Figure content listings
· · · ·
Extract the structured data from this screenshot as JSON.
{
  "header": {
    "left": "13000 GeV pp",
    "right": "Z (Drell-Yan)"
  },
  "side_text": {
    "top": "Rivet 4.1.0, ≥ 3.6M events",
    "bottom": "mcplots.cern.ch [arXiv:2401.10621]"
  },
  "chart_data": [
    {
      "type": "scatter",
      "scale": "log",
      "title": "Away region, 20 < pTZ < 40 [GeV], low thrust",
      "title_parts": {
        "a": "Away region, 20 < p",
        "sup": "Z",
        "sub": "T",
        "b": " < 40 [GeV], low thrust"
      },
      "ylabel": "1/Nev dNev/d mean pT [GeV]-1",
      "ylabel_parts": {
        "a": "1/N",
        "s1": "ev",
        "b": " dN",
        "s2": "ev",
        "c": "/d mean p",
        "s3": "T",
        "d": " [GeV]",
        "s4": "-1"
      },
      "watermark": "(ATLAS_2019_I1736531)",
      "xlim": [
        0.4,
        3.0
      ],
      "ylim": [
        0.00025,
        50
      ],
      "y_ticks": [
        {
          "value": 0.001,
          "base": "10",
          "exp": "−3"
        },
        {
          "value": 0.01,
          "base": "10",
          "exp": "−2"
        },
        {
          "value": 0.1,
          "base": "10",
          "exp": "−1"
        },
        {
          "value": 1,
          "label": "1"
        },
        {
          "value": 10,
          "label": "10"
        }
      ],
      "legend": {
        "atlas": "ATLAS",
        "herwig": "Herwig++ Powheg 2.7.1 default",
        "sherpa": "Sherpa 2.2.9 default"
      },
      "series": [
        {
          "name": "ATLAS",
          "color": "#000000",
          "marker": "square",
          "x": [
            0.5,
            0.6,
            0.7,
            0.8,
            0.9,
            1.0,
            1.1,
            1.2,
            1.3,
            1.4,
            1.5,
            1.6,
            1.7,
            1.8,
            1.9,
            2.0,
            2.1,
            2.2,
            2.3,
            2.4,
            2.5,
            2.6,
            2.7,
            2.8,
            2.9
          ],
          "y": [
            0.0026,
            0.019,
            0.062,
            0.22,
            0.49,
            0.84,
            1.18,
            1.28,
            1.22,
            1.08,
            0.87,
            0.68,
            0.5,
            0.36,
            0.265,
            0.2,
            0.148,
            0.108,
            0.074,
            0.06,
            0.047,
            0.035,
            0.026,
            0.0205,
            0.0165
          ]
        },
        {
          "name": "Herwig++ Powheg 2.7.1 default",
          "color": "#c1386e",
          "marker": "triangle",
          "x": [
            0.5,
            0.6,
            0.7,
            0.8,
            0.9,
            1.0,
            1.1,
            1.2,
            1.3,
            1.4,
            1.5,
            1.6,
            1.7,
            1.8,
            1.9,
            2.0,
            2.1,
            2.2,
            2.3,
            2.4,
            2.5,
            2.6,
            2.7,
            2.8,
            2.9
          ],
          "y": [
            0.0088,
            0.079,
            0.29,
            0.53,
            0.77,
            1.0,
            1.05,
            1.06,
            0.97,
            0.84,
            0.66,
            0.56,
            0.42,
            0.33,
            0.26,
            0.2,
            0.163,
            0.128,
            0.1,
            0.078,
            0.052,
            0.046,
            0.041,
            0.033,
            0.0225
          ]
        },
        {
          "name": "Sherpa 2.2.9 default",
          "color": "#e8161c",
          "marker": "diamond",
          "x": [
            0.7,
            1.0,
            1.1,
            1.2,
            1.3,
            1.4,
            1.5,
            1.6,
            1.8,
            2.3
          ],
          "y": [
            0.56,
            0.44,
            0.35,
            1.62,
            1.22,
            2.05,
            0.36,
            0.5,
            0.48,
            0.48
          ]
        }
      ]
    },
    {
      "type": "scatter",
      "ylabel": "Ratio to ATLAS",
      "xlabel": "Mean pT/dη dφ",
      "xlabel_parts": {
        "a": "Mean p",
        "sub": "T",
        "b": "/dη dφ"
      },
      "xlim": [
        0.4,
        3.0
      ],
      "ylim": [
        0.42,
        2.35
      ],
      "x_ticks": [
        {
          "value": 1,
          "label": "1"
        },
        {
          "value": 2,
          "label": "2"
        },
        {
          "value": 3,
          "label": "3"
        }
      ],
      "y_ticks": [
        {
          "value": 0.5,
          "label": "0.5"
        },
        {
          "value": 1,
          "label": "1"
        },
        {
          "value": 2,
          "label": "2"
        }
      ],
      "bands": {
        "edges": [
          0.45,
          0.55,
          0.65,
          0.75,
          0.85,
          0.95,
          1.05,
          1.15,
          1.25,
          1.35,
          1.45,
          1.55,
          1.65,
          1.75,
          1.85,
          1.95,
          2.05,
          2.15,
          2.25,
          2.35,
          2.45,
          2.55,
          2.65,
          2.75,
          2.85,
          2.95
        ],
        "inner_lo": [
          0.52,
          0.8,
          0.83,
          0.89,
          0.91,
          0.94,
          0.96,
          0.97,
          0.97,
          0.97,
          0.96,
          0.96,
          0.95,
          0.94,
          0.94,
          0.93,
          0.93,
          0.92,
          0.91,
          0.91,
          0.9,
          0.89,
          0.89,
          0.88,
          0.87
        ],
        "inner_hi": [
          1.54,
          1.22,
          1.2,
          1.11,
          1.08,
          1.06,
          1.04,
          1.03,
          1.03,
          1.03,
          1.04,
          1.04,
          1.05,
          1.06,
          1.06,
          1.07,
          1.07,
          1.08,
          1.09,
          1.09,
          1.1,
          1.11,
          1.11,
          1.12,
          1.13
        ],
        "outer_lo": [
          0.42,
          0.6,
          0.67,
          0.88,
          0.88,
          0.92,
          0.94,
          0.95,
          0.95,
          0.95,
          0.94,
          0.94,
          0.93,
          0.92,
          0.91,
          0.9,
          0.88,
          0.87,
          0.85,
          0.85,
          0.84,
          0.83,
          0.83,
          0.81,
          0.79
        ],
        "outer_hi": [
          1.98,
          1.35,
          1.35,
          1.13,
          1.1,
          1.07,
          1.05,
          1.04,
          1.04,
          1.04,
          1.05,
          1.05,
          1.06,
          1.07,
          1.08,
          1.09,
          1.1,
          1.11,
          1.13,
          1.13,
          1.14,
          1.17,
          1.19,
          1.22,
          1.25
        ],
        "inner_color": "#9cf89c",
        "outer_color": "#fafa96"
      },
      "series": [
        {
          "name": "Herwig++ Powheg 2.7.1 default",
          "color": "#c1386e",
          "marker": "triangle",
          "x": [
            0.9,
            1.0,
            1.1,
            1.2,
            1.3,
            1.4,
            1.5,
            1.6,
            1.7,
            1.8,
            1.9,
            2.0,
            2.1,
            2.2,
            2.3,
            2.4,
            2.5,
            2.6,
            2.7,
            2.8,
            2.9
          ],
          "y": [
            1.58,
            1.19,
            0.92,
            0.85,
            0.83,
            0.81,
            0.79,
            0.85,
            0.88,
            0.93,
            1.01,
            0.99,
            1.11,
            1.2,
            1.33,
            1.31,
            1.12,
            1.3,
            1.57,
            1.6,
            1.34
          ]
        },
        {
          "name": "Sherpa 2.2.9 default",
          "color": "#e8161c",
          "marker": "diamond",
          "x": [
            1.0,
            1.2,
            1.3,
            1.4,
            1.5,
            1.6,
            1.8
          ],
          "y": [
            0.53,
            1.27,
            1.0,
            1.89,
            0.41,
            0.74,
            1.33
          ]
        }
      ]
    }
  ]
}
· · · ·
• The task: Copy all the records above exactly, missing none.

• Output:
Extract the structured data from this screenshot as JSON.
{
  "header": {
    "left": "13000 GeV pp",
    "right": "Z (Drell-Yan)"
  },
  "side_text": {
    "top": "Rivet 4.1.0, ≥ 3.6M events",
    "bottom": "mcplots.cern.ch [arXiv:2401.10621]"
  },
  "chart_data": [
    {
      "type": "scatter",
      "scale": "log",
      "title": "Away region, 20 < pTZ < 40 [GeV], low thrust",
      "title_parts": {
        "a": "Away region, 20 < p",
        "sup": "Z",
        "sub": "T",
        "b": " < 40 [GeV], low thrust"
      },
      "ylabel": "1/Nev dNev/d mean pT [GeV]-1",
      "ylabel_parts": {
        "a": "1/N",
        "s1": "ev",
        "b": " dN",
        "s2": "ev",
        "c": "/d mean p",
        "s3": "T",
        "d": " [GeV]",
        "s4": "-1"
      },
      "watermark": "(ATLAS_2019_I1736531)",
      "xlim": [
        0.4,
        3.0
      ],
      "ylim": [
        0.00025,
        50
      ],
      "y_ticks": [
        {
          "value": 0.001,
          "base": "10",
          "exp": "−3"
        },
        {
          "value": 0.01,
          "base": "10",
          "exp": "−2"
        },
        {
          "value": 0.1,
          "base": "10",
          "exp": "−1"
        },
        {
          "value": 1,
          "label": "1"
        },
        {
          "value": 10,
          "label": "10"
        }
      ],
      "legend": {
        "atlas": "ATLAS",
        "herwig": "Herwig++ Powheg 2.7.1 default",
        "sherpa": "Sherpa 2.2.9 default"
      },
      "series": [
        {
          "name": "ATLAS",
          "color": "#000000",
          "marker": "square",
          "x": [
            0.5,
            0.6,
            0.7,
            0.8,
            0.9,
            1.0,
            1.1,
            1.2,
            1.3,
            1.4,
            1.5,
            1.6,
            1.7,
            1.8,
            1.9,
            2.0,
            2.1,
            2.2,
            2.3,
            2.4,
            2.5,
            2.6,
            2.7,
            2.8,
            2.9
          ],
          "y": [
            0.0026,
            0.019,
            0.062,
            0.22,
            0.49,
            0.84,
            1.18,
            1.28,
            1.22,
            1.08,
            0.87,
            0.68,
            0.5,
            0.36,
            0.265,
            0.2,
            0.148,
            0.108,
            0.074,
            0.06,
            0.047,
            0.035,
            0.026,
            0.0205,
            0.0165
          ]
        },
        {
          "name": "Herwig++ Powheg 2.7.1 default",
          "color": "#c1386e",
          "marker": "triangle",
          "x": [
            0.5,
            0.6,
            0.7,
            0.8,
            0.9,
            1.0,
            1.1,
            1.2,
            1.3,
            1.4,
            1.5,
            1.6,
            1.7,
            1.8,
            1.9,
            2.0,
            2.1,
            2.2,
            2.3,
            2.4,
            2.5,
            2.6,
            2.7,
            2.8,
            2.9
          ],
          "y": [
            0.0088,
            0.079,
            0.29,
            0.53,
            0.77,
            1.0,
            1.05,
            1.06,
            0.97,
            0.84,
            0.66,
            0.56,
            0.42,
            0.33,
            0.26,
            0.2,
            0.163,
            0.128,
            0.1,
            0.078,
            0.052,
            0.046,
            0.041,
            0.033,
            0.0225
          ]
        },
        {
          "name": "Sherpa 2.2.9 default",
          "color": "#e8161c",
          "marker": "diamond",
          "x": [
            0.7,
            1.0,
            1.1,
            1.2,
            1.3,
            1.4,
            1.5,
            1.6,
            1.8,
            2.3
          ],
          "y": [
            0.56,
            0.44,
            0.35,
            1.62,
            1.22,
            2.05,
            0.36,
            0.5,
            0.48,
            0.48
          ]
        }
      ]
    },
    {
      "type": "scatter",
      "ylabel": "Ratio to ATLAS",
      "xlabel": "Mean pT/dη dφ",
      "xlabel_parts": {
        "a": "Mean p",
        "sub": "T",
        "b": "/dη dφ"
      },
      "xlim": [
        0.4,
        3.0
      ],
      "ylim": [
        0.42,
        2.35
      ],
      "x_ticks": [
        {
          "value": 1,
          "label": "1"
        },
        {
          "value": 2,
          "label": "2"
        },
        {
          "value": 3,
          "label": "3"
        }
      ],
      "y_ticks": [
        {
          "value": 0.5,
          "label": "0.5"
        },
        {
          "value": 1,
          "label": "1"
        },
        {
          "value": 2,
          "label": "2"
        }
      ],
      "bands": {
        "edges": [
          0.45,
          0.55,
          0.65,
          0.75,
          0.85,
          0.95,
          1.05,
          1.15,
          1.25,
          1.35,
          1.45,
          1.55,
          1.65,
          1.75,
          1.85,
          1.95,
          2.05,
          2.15,
          2.25,
          2.35,
          2.45,
          2.55,
          2.65,
          2.75,
          2.85,
          2.95
        ],
        "inner_lo": [
          0.52,
          0.8,
          0.83,
          0.89,
          0.91,
          0.94,
          0.96,
          0.97,
          0.97,
          0.97,
          0.96,
          0.96,
          0.95,
          0.94,
          0.94,
          0.93,
          0.93,
          0.92,
          0.91,
          0.91,
          0.9,
          0.89,
          0.89,
          0.88,
          0.87
        ],
        "inner_hi": [
          1.54,
          1.22,
          1.2,
          1.11,
          1.08,
          1.06,
          1.04,
          1.03,
          1.03,
          1.03,
          1.04,
          1.04,
          1.05,
          1.06,
          1.06,
          1.07,
          1.07,
          1.08,
          1.09,
          1.09,
          1.1,
          1.11,
          1.11,
          1.12,
          1.13
        ],
        "outer_lo": [
          0.42,
          0.6,
          0.67,
          0.88,
          0.88,
          0.92,
          0.94,
          0.95,
          0.95,
          0.95,
          0.94,
          0.94,
          0.93,
          0.92,
          0.91,
          0.9,
          0.88,
          0.87,
          0.85,
          0.85,
          0.84,
          0.83,
          0.83,
          0.81,
          0.79
        ],
        "outer_hi": [
          1.98,
          1.35,
          1.35,
          1.13,
          1.1,
          1.07,
          1.05,
          1.04,
          1.04,
          1.04,
          1.05,
          1.05,
          1.06,
          1.07,
          1.08,
          1.09,
          1.1,
          1.11,
          1.13,
          1.13,
          1.14,
          1.17,
          1.19,
          1.22,
          1.25
        ],
        "inner_color": "#9cf89c",
        "outer_color": "#fafa96"
      },
      "series": [
        {
          "name": "Herwig++ Powheg 2.7.1 default",
          "color": "#c1386e",
          "marker": "triangle",
          "x": [
            0.9,
            1.0,
            1.1,
            1.2,
            1.3,
            1.4,
            1.5,
            1.6,
            1.7,
            1.8,
            1.9,
            2.0,
            2.1,
            2.2,
            2.3,
            2.4,
            2.5,
            2.6,
            2.7,
            2.8,
            2.9
          ],
          "y": [
            1.58,
            1.19,
            0.92,
            0.85,
            0.83,
            0.81,
            0.79,
            0.85,
            0.88,
            0.93,
            1.01,
            0.99,
            1.11,
            1.2,
            1.33,
            1.31,
            1.12,
            1.3,
            1.57,
            1.6,
            1.34
          ]
        },
        {
          "name": "Sherpa 2.2.9 default",
          "color": "#e8161c",
          "marker": "diamond",
          "x": [
            1.0,
            1.2,
            1.3,
            1.4,
            1.5,
            1.6,
            1.8
          ],
          "y": [
            0.53,
            1.27,
            1.0,
            1.89,
            0.41,
            0.74,
            1.33
          ]
        }
      ]
    }
  ]
}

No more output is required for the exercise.